• _DATASET ROWS_:
• • • • • • •

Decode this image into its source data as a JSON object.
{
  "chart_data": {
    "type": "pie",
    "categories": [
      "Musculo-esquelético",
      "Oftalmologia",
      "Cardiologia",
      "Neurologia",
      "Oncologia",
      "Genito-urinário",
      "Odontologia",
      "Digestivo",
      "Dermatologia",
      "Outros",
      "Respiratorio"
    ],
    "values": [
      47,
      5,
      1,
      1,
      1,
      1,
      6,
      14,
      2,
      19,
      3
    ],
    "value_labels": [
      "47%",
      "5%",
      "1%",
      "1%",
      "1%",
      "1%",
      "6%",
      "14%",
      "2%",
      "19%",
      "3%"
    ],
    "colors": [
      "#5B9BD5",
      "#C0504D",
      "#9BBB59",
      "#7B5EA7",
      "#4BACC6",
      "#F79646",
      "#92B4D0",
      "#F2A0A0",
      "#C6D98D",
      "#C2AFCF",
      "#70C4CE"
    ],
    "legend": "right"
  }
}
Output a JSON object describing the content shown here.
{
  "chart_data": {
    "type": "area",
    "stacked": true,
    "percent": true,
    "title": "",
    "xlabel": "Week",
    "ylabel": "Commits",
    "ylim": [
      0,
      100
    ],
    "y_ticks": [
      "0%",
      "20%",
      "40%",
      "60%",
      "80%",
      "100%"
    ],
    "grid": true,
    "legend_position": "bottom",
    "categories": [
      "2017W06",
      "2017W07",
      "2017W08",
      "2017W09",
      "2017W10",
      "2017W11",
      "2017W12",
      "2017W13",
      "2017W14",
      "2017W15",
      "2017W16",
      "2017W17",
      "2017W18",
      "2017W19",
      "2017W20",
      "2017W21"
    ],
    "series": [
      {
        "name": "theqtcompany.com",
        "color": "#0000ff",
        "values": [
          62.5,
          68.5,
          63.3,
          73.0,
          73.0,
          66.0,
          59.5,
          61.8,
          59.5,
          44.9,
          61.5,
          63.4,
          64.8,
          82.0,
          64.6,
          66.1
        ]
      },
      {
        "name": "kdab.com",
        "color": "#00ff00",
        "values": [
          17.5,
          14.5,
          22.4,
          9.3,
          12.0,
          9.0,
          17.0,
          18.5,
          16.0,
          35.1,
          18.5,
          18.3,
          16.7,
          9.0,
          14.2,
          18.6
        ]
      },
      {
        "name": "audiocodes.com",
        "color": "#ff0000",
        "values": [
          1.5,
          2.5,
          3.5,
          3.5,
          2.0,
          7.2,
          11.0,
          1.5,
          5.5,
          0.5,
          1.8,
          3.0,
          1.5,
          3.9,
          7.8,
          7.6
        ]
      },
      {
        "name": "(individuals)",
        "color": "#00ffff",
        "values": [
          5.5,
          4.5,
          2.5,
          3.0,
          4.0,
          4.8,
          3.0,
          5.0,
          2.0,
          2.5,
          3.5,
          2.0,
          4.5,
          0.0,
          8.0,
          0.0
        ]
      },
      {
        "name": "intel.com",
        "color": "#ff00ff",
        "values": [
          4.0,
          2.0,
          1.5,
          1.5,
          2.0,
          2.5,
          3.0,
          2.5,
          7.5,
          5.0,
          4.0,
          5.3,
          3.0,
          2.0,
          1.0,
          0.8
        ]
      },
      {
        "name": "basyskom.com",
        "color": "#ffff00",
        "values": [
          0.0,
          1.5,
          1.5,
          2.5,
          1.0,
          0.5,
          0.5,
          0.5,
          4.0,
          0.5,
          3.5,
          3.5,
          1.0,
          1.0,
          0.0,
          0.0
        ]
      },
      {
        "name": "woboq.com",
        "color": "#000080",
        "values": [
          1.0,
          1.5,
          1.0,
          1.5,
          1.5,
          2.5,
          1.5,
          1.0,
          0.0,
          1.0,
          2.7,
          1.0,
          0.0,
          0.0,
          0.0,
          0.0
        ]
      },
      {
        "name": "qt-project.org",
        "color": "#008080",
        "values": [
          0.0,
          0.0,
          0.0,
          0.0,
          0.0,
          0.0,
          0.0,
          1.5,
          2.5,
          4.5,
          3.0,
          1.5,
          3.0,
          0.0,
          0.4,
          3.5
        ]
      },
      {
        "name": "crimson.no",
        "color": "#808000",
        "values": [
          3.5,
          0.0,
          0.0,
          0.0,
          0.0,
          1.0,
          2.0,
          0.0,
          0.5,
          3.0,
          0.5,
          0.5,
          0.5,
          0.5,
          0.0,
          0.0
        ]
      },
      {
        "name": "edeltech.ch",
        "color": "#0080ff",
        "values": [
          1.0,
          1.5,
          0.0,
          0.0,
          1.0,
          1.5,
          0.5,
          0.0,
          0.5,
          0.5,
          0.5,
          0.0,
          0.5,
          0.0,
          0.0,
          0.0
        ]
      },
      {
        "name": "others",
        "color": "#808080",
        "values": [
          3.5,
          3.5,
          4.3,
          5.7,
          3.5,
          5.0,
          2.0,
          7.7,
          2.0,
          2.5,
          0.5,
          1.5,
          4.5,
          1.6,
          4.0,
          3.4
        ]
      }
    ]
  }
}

• • • • • • •

• _WHAT IS REQUIRED_: Produce a verbatim transcription of the entries above.

• _RESPONSE TO THIS TASK_:
Decode this image into its source data as a JSON object.
{
  "chart_data": {
    "type": "pie",
    "categories": [
      "Musculo-esquelético",
      "Oftalmologia",
      "Cardiologia",
      "Neurologia",
      "Oncologia",
      "Genito-urinário",
      "Odontologia",
      "Digestivo",
      "Dermatologia",
      "Outros",
      "Respiratorio"
    ],
    "values": [
      47,
      5,
      1,
      1,
      1,
      1,
      6,
      14,
      2,
      19,
      3
    ],
    "value_labels": [
      "47%",
      "5%",
      "1%",
      "1%",
      "1%",
      "1%",
      "6%",
      "14%",
      "2%",
      "19%",
      "3%"
    ],
    "colors": [
      "#5B9BD5",
      "#C0504D",
      "#9BBB59",
      "#7B5EA7",
      "#4BACC6",
      "#F79646",
      "#92B4D0",
      "#F2A0A0",
      "#C6D98D",
      "#C2AFCF",
      "#70C4CE"
    ],
    "legend": "right"
  }
}
Output a JSON object describing the content shown here.
{
  "chart_data": {
    "type": "area",
    "stacked": true,
    "percent": true,
    "title": "",
    "xlabel": "Week",
    "ylabel": "Commits",
    "ylim": [
      0,
      100
    ],
    "y_ticks": [
      "0%",
      "20%",
      "40%",
      "60%",
      "80%",
      "100%"
    ],
    "grid": true,
    "legend_position": "bottom",
    "categories": [
      "2017W06",
      "2017W07",
      "2017W08",
      "2017W09",
      "2017W10",
      "2017W11",
      "2017W12",
      "2017W13",
      "2017W14",
      "2017W15",
      "2017W16",
      "2017W17",
      "2017W18",
      "2017W19",
      "2017W20",
      "2017W21"
    ],
    "series": [
      {
        "name": "theqtcompany.com",
        "color": "#0000ff",
        "values": [
          62.5,
          68.5,
          63.3,
          73.0,
          73.0,
          66.0,
          59.5,
          61.8,
          59.5,
          44.9,
          61.5,
          63.4,
          64.8,
          82.0,
          64.6,
          66.1
        ]
      },
      {
        "name": "kdab.com",
        "color": "#00ff00",
        "values": [
          17.5,
          14.5,
          22.4,
          9.3,
          12.0,
          9.0,
          17.0,
          18.5,
          16.0,
          35.1,
          18.5,
          18.3,
          16.7,
          9.0,
          14.2,
          18.6
        ]
      },
      {
        "name": "audiocodes.com",
        "color": "#ff0000",
        "values": [
          1.5,
          2.5,
          3.5,
          3.5,
          2.0,
          7.2,
          11.0,
          1.5,
          5.5,
          0.5,
          1.8,
          3.0,
          1.5,
          3.9,
          7.8,
          7.6
        ]
      },
      {
        "name": "(individuals)",
        "color": "#00ffff",
        "values": [
          5.5,
          4.5,
          2.5,
          3.0,
          4.0,
          4.8,
          3.0,
          5.0,
          2.0,
          2.5,
          3.5,
          2.0,
          4.5,
          0.0,
          8.0,
          0.0
        ]
      },
      {
        "name": "intel.com",
        "color": "#ff00ff",
        "values": [
          4.0,
          2.0,
          1.5,
          1.5,
          2.0,
          2.5,
          3.0,
          2.5,
          7.5,
          5.0,
          4.0,
          5.3,
          3.0,
          2.0,
          1.0,
          0.8
        ]
      },
      {
        "name": "basyskom.com",
        "color": "#ffff00",
        "values": [
          0.0,
          1.5,
          1.5,
          2.5,
          1.0,
          0.5,
          0.5,
          0.5,
          4.0,
          0.5,
          3.5,
          3.5,
          1.0,
          1.0,
          0.0,
          0.0
        ]
      },
      {
        "name": "woboq.com",
        "color": "#000080",
        "values": [
          1.0,
          1.5,
          1.0,
          1.5,
          1.5,
          2.5,
          1.5,
          1.0,
          0.0,
          1.0,
          2.7,
          1.0,
          0.0,
          0.0,
          0.0,
          0.0
        ]
      },
      {
        "name": "qt-project.org",
        "color": "#008080",
        "values": [
          0.0,
          0.0,
          0.0,
          0.0,
          0.0,
          0.0,
          0.0,
          1.5,
          2.5,
          4.5,
          3.0,
          1.5,
          3.0,
          0.0,
          0.4,
          3.5
        ]
      },
      {
        "name": "crimson.no",
        "color": "#808000",
        "values": [
          3.5,
          0.0,
          0.0,
          0.0,
          0.0,
          1.0,
          2.0,
          0.0,
          0.5,
          3.0,
          0.5,
          0.5,
          0.5,
          0.5,
          0.0,
          0.0
        ]
      },
      {
        "name": "edeltech.ch",
        "color": "#0080ff",
        "values": [
          1.0,
          1.5,
          0.0,
          0.0,
          1.0,
          1.5,
          0.5,
          0.0,
          0.5,
          0.5,
          0.5,
          0.0,
          0.5,
          0.0,
          0.0,
          0.0
        ]
      },
      {
        "name": "others",
        "color": "#808080",
        "values": [
          3.5,
          3.5,
          4.3,
          5.7,
          3.5,
          5.0,
          2.0,
          7.7,
          2.0,
          2.5,
          0.5,
          1.5,
          4.5,
          1.6,
          4.0,
          3.4
        ]
      }
    ]
  }
}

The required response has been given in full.